__Entries supplied__.
▼

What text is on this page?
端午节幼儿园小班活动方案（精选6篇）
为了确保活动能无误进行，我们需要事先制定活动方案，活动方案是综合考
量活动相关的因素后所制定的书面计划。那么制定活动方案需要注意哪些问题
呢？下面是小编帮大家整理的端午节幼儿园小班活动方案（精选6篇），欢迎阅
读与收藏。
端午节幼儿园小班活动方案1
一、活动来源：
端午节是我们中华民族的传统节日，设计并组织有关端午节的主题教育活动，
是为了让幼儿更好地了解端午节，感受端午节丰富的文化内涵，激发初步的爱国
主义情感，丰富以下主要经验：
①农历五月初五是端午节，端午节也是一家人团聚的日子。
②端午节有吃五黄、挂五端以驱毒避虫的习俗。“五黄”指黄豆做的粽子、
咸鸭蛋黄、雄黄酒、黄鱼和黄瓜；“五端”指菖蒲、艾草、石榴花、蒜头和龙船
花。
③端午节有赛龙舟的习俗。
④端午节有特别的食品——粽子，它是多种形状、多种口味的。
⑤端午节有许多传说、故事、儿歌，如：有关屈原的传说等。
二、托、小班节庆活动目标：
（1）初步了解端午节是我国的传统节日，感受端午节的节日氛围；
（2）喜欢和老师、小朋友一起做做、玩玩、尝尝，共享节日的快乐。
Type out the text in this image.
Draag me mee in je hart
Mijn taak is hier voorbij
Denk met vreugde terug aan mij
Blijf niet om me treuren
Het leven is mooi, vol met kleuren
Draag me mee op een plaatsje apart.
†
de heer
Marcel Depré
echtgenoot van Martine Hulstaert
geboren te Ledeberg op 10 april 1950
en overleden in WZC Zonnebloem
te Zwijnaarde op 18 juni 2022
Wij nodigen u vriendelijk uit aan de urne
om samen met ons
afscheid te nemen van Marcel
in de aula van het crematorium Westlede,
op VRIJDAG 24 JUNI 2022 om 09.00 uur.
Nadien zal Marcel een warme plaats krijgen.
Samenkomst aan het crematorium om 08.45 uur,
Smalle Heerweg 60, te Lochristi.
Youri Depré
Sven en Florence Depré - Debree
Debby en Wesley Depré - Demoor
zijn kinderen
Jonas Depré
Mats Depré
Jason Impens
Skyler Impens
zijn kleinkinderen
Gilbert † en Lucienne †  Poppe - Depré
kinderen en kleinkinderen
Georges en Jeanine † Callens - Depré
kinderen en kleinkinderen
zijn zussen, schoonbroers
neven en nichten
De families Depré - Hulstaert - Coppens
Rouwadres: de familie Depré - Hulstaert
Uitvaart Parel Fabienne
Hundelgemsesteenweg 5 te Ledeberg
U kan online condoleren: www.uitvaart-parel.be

▲

__Task directions__.
Every line of the data above should be copied exactly.

__Answer to this task__.
What text is on this page?
端午节幼儿园小班活动方案（精选6篇）
为了确保活动能无误进行，我们需要事先制定活动方案，活动方案是综合考
量活动相关的因素后所制定的书面计划。那么制定活动方案需要注意哪些问题
呢？下面是小编帮大家整理的端午节幼儿园小班活动方案（精选6篇），欢迎阅
读与收藏。
端午节幼儿园小班活动方案1
一、活动来源：
端午节是我们中华民族的传统节日，设计并组织有关端午节的主题教育活动，
是为了让幼儿更好地了解端午节，感受端午节丰富的文化内涵，激发初步的爱国
主义情感，丰富以下主要经验：
①农历五月初五是端午节，端午节也是一家人团聚的日子。
②端午节有吃五黄、挂五端以驱毒避虫的习俗。“五黄”指黄豆做的粽子、
咸鸭蛋黄、雄黄酒、黄鱼和黄瓜；“五端”指菖蒲、艾草、石榴花、蒜头和龙船
花。
③端午节有赛龙舟的习俗。
④端午节有特别的食品——粽子，它是多种形状、多种口味的。
⑤端午节有许多传说、故事、儿歌，如：有关屈原的传说等。
二、托、小班节庆活动目标：
（1）初步了解端午节是我国的传统节日，感受端午节的节日氛围；
（2）喜欢和老师、小朋友一起做做、玩玩、尝尝，共享节日的快乐。
Type out the text in this image.
Draag me mee in je hart
Mijn taak is hier voorbij
Denk met vreugde terug aan mij
Blijf niet om me treuren
Het leven is mooi, vol met kleuren
Draag me mee op een plaatsje apart.
†
de heer
Marcel Depré
echtgenoot van Martine Hulstaert
geboren te Ledeberg op 10 april 1950
en overleden in WZC Zonnebloem
te Zwijnaarde op 18 juni 2022
Wij nodigen u vriendelijk uit aan de urne
om samen met ons
afscheid te nemen van Marcel
in de aula van het crematorium Westlede,
op VRIJDAG 24 JUNI 2022 om 09.00 uur.
Nadien zal Marcel een warme plaats krijgen.
Samenkomst aan het crematorium om 08.45 uur,
Smalle Heerweg 60, te Lochristi.
Youri Depré
Sven en Florence Depré - Debree
Debby en Wesley Depré - Demoor
zijn kinderen
Jonas Depré
Mats Depré
Jason Impens
Skyler Impens
zijn kleinkinderen
Gilbert † en Lucienne †  Poppe - Depré
kinderen en kleinkinderen
Georges en Jeanine † Callens - Depré
kinderen en kleinkinderen
zijn zussen, schoonbroers
neven en nichten
De families Depré - Hulstaert - Coppens
Rouwadres: de familie Depré - Hulstaert
Uitvaart Parel Fabienne
Hundelgemsesteenweg 5 te Ledeberg
U kan online condoleren: www.uitvaart-parel.be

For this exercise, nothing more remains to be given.